REQUIRED TASK
Lines holding the string "January" are the ones to copy; find them all in the data.

GIVEN ENTRIES
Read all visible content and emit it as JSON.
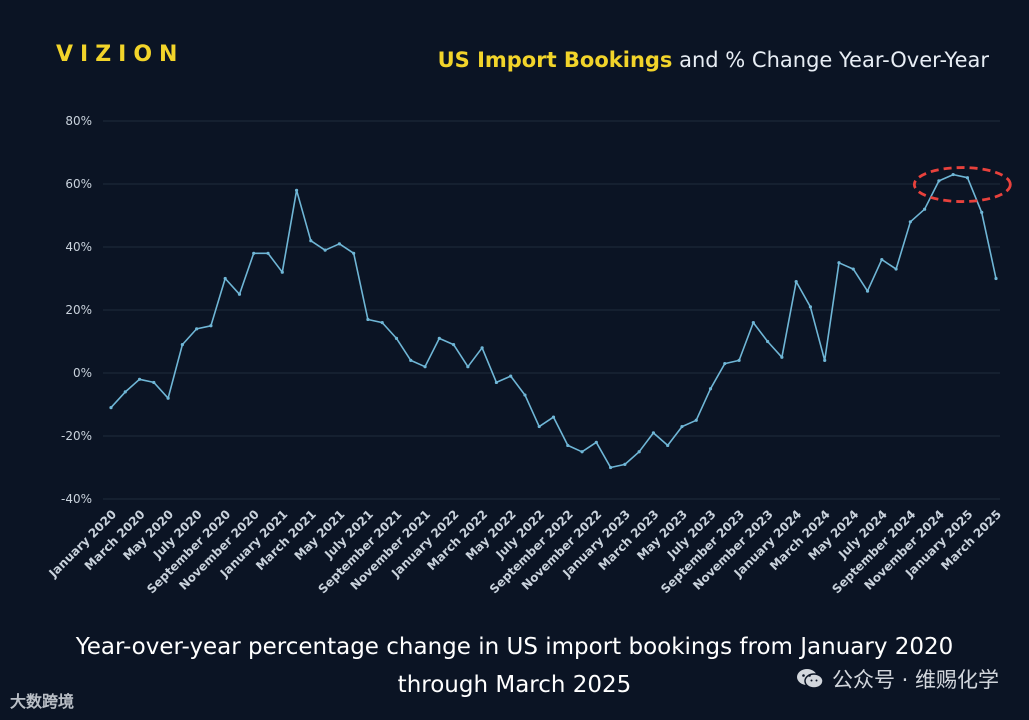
{
  "logo": "VIZION",
  "title": {
    "highlight": "US Import Bookings",
    "rest": " and % Change Year-Over-Year"
  },
  "caption": {
    "line1": "Year-over-year percentage change in US import bookings from January 2020",
    "line2": "through March 2025"
  },
  "watermark_left": "大数跨境",
  "watermark_right": "公众号 · 维赐化学",
  "colors": {
    "background": "#0b1424",
    "line": "#6fb6d6",
    "grid": "#1f2b3d",
    "logo": "#f2d42a",
    "highlight_ellipse": "#e8413c"
  },
  "chart_data": {
    "type": "line",
    "ylim": [
      -40,
      80
    ],
    "yticks": [
      -40,
      -20,
      0,
      20,
      40,
      60,
      80
    ],
    "ytick_labels": [
      "-40%",
      "-20%",
      "0%",
      "20%",
      "40%",
      "60%",
      "80%"
    ],
    "x_tick_labels": [
      "January 2020",
      "March 2020",
      "May 2020",
      "July 2020",
      "September 2020",
      "November 2020",
      "January 2021",
      "March 2021",
      "May 2021",
      "July 2021",
      "September 2021",
      "November 2021",
      "January 2022",
      "March 2022",
      "May 2022",
      "July 2022",
      "September 2022",
      "November 2022",
      "January 2023",
      "March 2023",
      "May 2023",
      "July 2023",
      "September 2023",
      "November 2023",
      "January 2024",
      "March 2024",
      "May 2024",
      "July 2024",
      "September 2024",
      "November 2024",
      "January 2025",
      "March 2025"
    ],
    "grid": true,
    "annotation": "dashed ellipse around late-2024 peak",
    "series": [
      {
        "x": [
          "Jan 2020",
          "Feb 2020",
          "Mar 2020",
          "Apr 2020",
          "May 2020",
          "Jun 2020",
          "Jul 2020",
          "Aug 2020",
          "Sep 2020",
          "Oct 2020",
          "Nov 2020",
          "Dec 2020",
          "Jan 2021",
          "Feb 2021",
          "Mar 2021",
          "Apr 2021",
          "May 2021",
          "Jun 2021",
          "Jul 2021",
          "Aug 2021",
          "Sep 2021",
          "Oct 2021",
          "Nov 2021",
          "Dec 2021",
          "Jan 2022",
          "Feb 2022",
          "Mar 2022",
          "Apr 2022",
          "May 2022",
          "Jun 2022",
          "Jul 2022",
          "Aug 2022",
          "Sep 2022",
          "Oct 2022",
          "Nov 2022",
          "Dec 2022",
          "Jan 2023",
          "Feb 2023",
          "Mar 2023",
          "Apr 2023",
          "May 2023",
          "Jun 2023",
          "Jul 2023",
          "Aug 2023",
          "Sep 2023",
          "Oct 2023",
          "Nov 2023",
          "Dec 2023",
          "Jan 2024",
          "Feb 2024",
          "Mar 2024",
          "Apr 2024",
          "May 2024",
          "Jun 2024",
          "Jul 2024",
          "Aug 2024",
          "Sep 2024",
          "Oct 2024",
          "Nov 2024",
          "Dec 2024",
          "Jan 2025",
          "Feb 2025",
          "Mar 2025"
        ],
        "values": [
          -11,
          -6,
          -2,
          -3,
          -8,
          9,
          14,
          15,
          30,
          25,
          38,
          38,
          32,
          58,
          42,
          39,
          41,
          38,
          17,
          16,
          11,
          4,
          2,
          11,
          9,
          2,
          8,
          -3,
          -1,
          -7,
          -17,
          -14,
          -23,
          -25,
          -22,
          -30,
          -29,
          -25,
          -19,
          -23,
          -17,
          -15,
          -5,
          3,
          4,
          16,
          10,
          5,
          29,
          21,
          4,
          35,
          33,
          26,
          36,
          33,
          48,
          52,
          61,
          63,
          62,
          51,
          30
        ]
      }
    ]
  }
}
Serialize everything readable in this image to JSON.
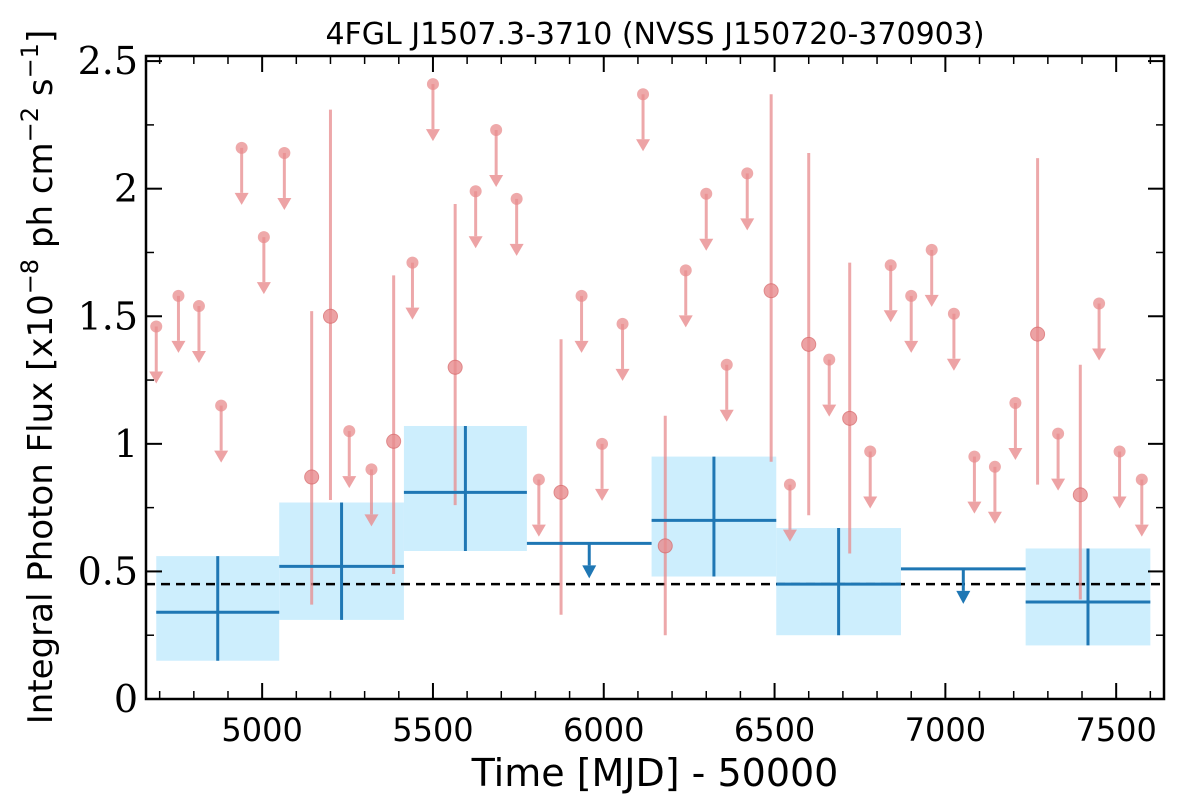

SOLUTION TO THIS TASK
    "line1": "Year-over-year percentage change in US import bookings from January 2020",
      "January 2020",
      "January 2021",
      "January 2022",
      "January 2023",
      "January 2024",
      "January 2025",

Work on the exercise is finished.